• THE TASK:
Leaving out the pictures, please retype each record exactly.

━━━━━━━━━━━━━━━━━━━━

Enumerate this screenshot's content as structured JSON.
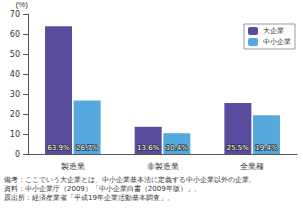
{
  "chart_data": {
    "type": "bar",
    "y_label": "(%)",
    "categories": [
      "製造業",
      "非製造業",
      "全業種"
    ],
    "series": [
      {
        "name": "大企業",
        "color": "#5b4b9f",
        "values": [
          63.9,
          13.6,
          25.5
        ],
        "value_labels": [
          "63.9%",
          "13.6%",
          "25.5%"
        ]
      },
      {
        "name": "中小企業",
        "color": "#55a9dc",
        "values": [
          26.7,
          10.4,
          19.4
        ],
        "value_labels": [
          "26.7%",
          "10.4%",
          "19.4%"
        ]
      }
    ],
    "ylim": [
      0,
      70
    ],
    "yticks": [
      0,
      10,
      20,
      30,
      40,
      50,
      60,
      70
    ],
    "grid": false,
    "legend": "top-right",
    "data_labels": true,
    "annotations": [
      "備考：ここでいう大企業とは、中小企業基本法に定義する中小企業以外の企業。",
      "資料：中小企業庁（2009）「中小企業白書（2009年版）」。",
      "原出所：経済産業省「平成19年企業活動基本調査」。"
    ]
  }
}
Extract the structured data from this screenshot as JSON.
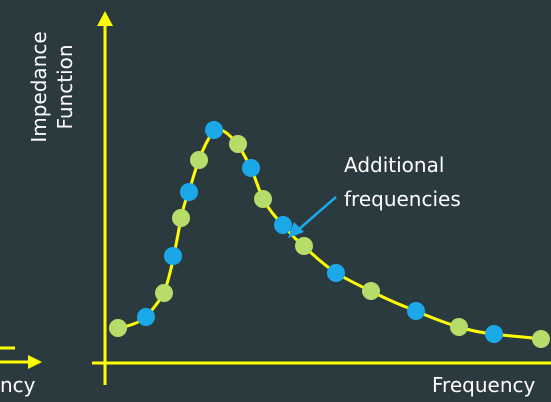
{
  "y_axis_label_lines": [
    "Impedance",
    "Function"
  ],
  "x_axis_label": "Frequency",
  "left_axis_label_fragment": "ncy",
  "annotation_lines": [
    "Additional",
    "frequencies"
  ],
  "colors": {
    "background": "#2b3a3f",
    "axis": "#ffff00",
    "curve": "#ffff00",
    "original_points": "#b6dc6a",
    "additional_points": "#1ba8e8",
    "annotation_arrow": "#1ba8e8",
    "text": "#ffffff"
  },
  "points": [
    {
      "kind": "original"
    },
    {
      "kind": "additional"
    },
    {
      "kind": "original"
    },
    {
      "kind": "additional"
    },
    {
      "kind": "original"
    },
    {
      "kind": "additional"
    },
    {
      "kind": "original"
    },
    {
      "kind": "additional"
    },
    {
      "kind": "original"
    },
    {
      "kind": "additional"
    },
    {
      "kind": "original"
    },
    {
      "kind": "additional"
    },
    {
      "kind": "original"
    },
    {
      "kind": "additional"
    },
    {
      "kind": "original"
    },
    {
      "kind": "additional"
    },
    {
      "kind": "original"
    },
    {
      "kind": "additional"
    },
    {
      "kind": "original"
    },
    {
      "kind": "additional"
    },
    {
      "kind": "original"
    }
  ]
}
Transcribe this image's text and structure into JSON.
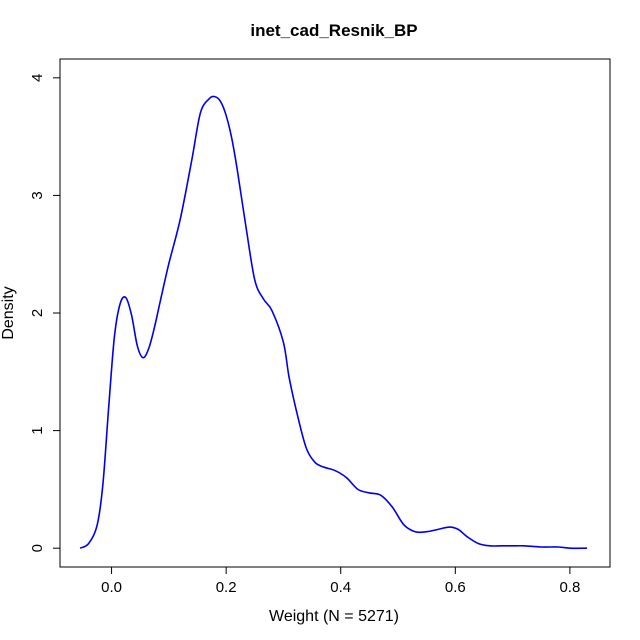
{
  "chart_data": {
    "type": "line",
    "title": "inet_cad_Resnik_BP",
    "xlabel": "Weight (N = 5271)",
    "ylabel": "Density",
    "xlim": [
      -0.09,
      0.87
    ],
    "ylim": [
      -0.16,
      4.16
    ],
    "xticks": [
      0.0,
      0.2,
      0.4,
      0.6,
      0.8
    ],
    "xtick_labels": [
      "0.0",
      "0.2",
      "0.4",
      "0.6",
      "0.8"
    ],
    "yticks": [
      0,
      1,
      2,
      3,
      4
    ],
    "ytick_labels": [
      "0",
      "1",
      "2",
      "3",
      "4"
    ],
    "grid": false,
    "legend": "none",
    "series": [
      {
        "color": "#0000ee",
        "x": [
          -0.055,
          -0.04,
          -0.025,
          -0.015,
          -0.005,
          0.005,
          0.015,
          0.025,
          0.035,
          0.045,
          0.055,
          0.065,
          0.075,
          0.085,
          0.1,
          0.12,
          0.14,
          0.155,
          0.17,
          0.18,
          0.19,
          0.2,
          0.21,
          0.22,
          0.235,
          0.25,
          0.265,
          0.28,
          0.3,
          0.31,
          0.325,
          0.34,
          0.355,
          0.37,
          0.39,
          0.41,
          0.43,
          0.45,
          0.47,
          0.49,
          0.51,
          0.53,
          0.55,
          0.57,
          0.59,
          0.605,
          0.62,
          0.64,
          0.66,
          0.68,
          0.7,
          0.72,
          0.75,
          0.78,
          0.8,
          0.83
        ],
        "y": [
          0.0,
          0.04,
          0.2,
          0.55,
          1.2,
          1.8,
          2.08,
          2.13,
          1.98,
          1.72,
          1.62,
          1.7,
          1.88,
          2.1,
          2.42,
          2.8,
          3.3,
          3.7,
          3.82,
          3.84,
          3.8,
          3.68,
          3.48,
          3.2,
          2.72,
          2.28,
          2.12,
          2.02,
          1.75,
          1.45,
          1.12,
          0.85,
          0.73,
          0.69,
          0.66,
          0.6,
          0.5,
          0.47,
          0.45,
          0.35,
          0.2,
          0.14,
          0.14,
          0.16,
          0.18,
          0.16,
          0.1,
          0.04,
          0.02,
          0.02,
          0.02,
          0.02,
          0.01,
          0.01,
          0.0,
          0.0
        ]
      }
    ]
  }
}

━━━━━━━━━━━━━━━━━━━━

• OUTPUT FOR THIS EXERCISE:
Enumerate this screenshot's content as structured JSON.
{
  "chart_data": {
    "type": "bar",
    "y_label": "(%)",
    "categories": [
      "製造業",
      "非製造業",
      "全業種"
    ],
    "series": [
      {
        "name": "大企業",
        "color": "#5b4b9f",
        "values": [
          63.9,
          13.6,
          25.5
        ],
        "value_labels": [
          "63.9%",
          "13.6%",
          "25.5%"
        ]
      },
      {
        "name": "中小企業",
        "color": "#55a9dc",
        "values": [
          26.7,
          10.4,
          19.4
        ],
        "value_labels": [
          "26.7%",
          "10.4%",
          "19.4%"
        ]
      }
    ],
    "ylim": [
      0,
      70
    ],
    "yticks": [
      0,
      10,
      20,
      30,
      40,
      50,
      60,
      70
    ],
    "grid": false,
    "legend": "top-right",
    "data_labels": true,
    "annotations": [
      "備考：ここでいう大企業とは、中小企業基本法に定義する中小企業以外の企業。",
      "資料：中小企業庁（2009）「中小企業白書（2009年版）」。",
      "原出所：経済産業省「平成19年企業活動基本調査」。"
    ]
  }
}
Extract the structured data from this screenshot as JSON.
{
  "y_axis_label_lines": [
    "Impedance",
    "Function"
  ],
  "x_axis_label": "Frequency",
  "left_axis_label_fragment": "ncy",
  "annotation_lines": [
    "Additional",
    "frequencies"
  ],
  "colors": {
    "background": "#2b3a3f",
    "axis": "#ffff00",
    "curve": "#ffff00",
    "original_points": "#b6dc6a",
    "additional_points": "#1ba8e8",
    "annotation_arrow": "#1ba8e8",
    "text": "#ffffff"
  },
  "points": [
    {
      "kind": "original"
    },
    {
      "kind": "additional"
    },
    {
      "kind": "original"
    },
    {
      "kind": "additional"
    },
    {
      "kind": "original"
    },
    {
      "kind": "additional"
    },
    {
      "kind": "original"
    },
    {
      "kind": "additional"
    },
    {
      "kind": "original"
    },
    {
      "kind": "additional"
    },
    {
      "kind": "original"
    },
    {
      "kind": "additional"
    },
    {
      "kind": "original"
    },
    {
      "kind": "additional"
    },
    {
      "kind": "original"
    },
    {
      "kind": "additional"
    },
    {
      "kind": "original"
    },
    {
      "kind": "additional"
    },
    {
      "kind": "original"
    },
    {
      "kind": "additional"
    },
    {
      "kind": "original"
    }
  ]
}
Transcribe this image's text and structure into JSON.
{
  "chart_data": {
    "type": "line",
    "title": "inet_cad_Resnik_BP",
    "xlabel": "Weight (N = 5271)",
    "ylabel": "Density",
    "xlim": [
      -0.09,
      0.87
    ],
    "ylim": [
      -0.16,
      4.16
    ],
    "xticks": [
      0.0,
      0.2,
      0.4,
      0.6,
      0.8
    ],
    "xtick_labels": [
      "0.0",
      "0.2",
      "0.4",
      "0.6",
      "0.8"
    ],
    "yticks": [
      0,
      1,
      2,
      3,
      4
    ],
    "ytick_labels": [
      "0",
      "1",
      "2",
      "3",
      "4"
    ],
    "grid": false,
    "legend": "none",
    "series": [
      {
        "color": "#0000ee",
        "x": [
          -0.055,
          -0.04,
          -0.025,
          -0.015,
          -0.005,
          0.005,
          0.015,
          0.025,
          0.035,
          0.045,
          0.055,
          0.065,
          0.075,
          0.085,
          0.1,
          0.12,
          0.14,
          0.155,
          0.17,
          0.18,
          0.19,
          0.2,
          0.21,
          0.22,
          0.235,
          0.25,
          0.265,
          0.28,
          0.3,
          0.31,
          0.325,
          0.34,
          0.355,
          0.37,
          0.39,
          0.41,
          0.43,
          0.45,
          0.47,
          0.49,
          0.51,
          0.53,
          0.55,
          0.57,
          0.59,
          0.605,
          0.62,
          0.64,
          0.66,
          0.68,
          0.7,
          0.72,
          0.75,
          0.78,
          0.8,
          0.83
        ],
        "y": [
          0.0,
          0.04,
          0.2,
          0.55,
          1.2,
          1.8,
          2.08,
          2.13,
          1.98,
          1.72,
          1.62,
          1.7,
          1.88,
          2.1,
          2.42,
          2.8,
          3.3,
          3.7,
          3.82,
          3.84,
          3.8,
          3.68,
          3.48,
          3.2,
          2.72,
          2.28,
          2.12,
          2.02,
          1.75,
          1.45,
          1.12,
          0.85,
          0.73,
          0.69,
          0.66,
          0.6,
          0.5,
          0.47,
          0.45,
          0.35,
          0.2,
          0.14,
          0.14,
          0.16,
          0.18,
          0.16,
          0.1,
          0.04,
          0.02,
          0.02,
          0.02,
          0.02,
          0.01,
          0.01,
          0.0,
          0.0
        ]
      }
    ]
  }
}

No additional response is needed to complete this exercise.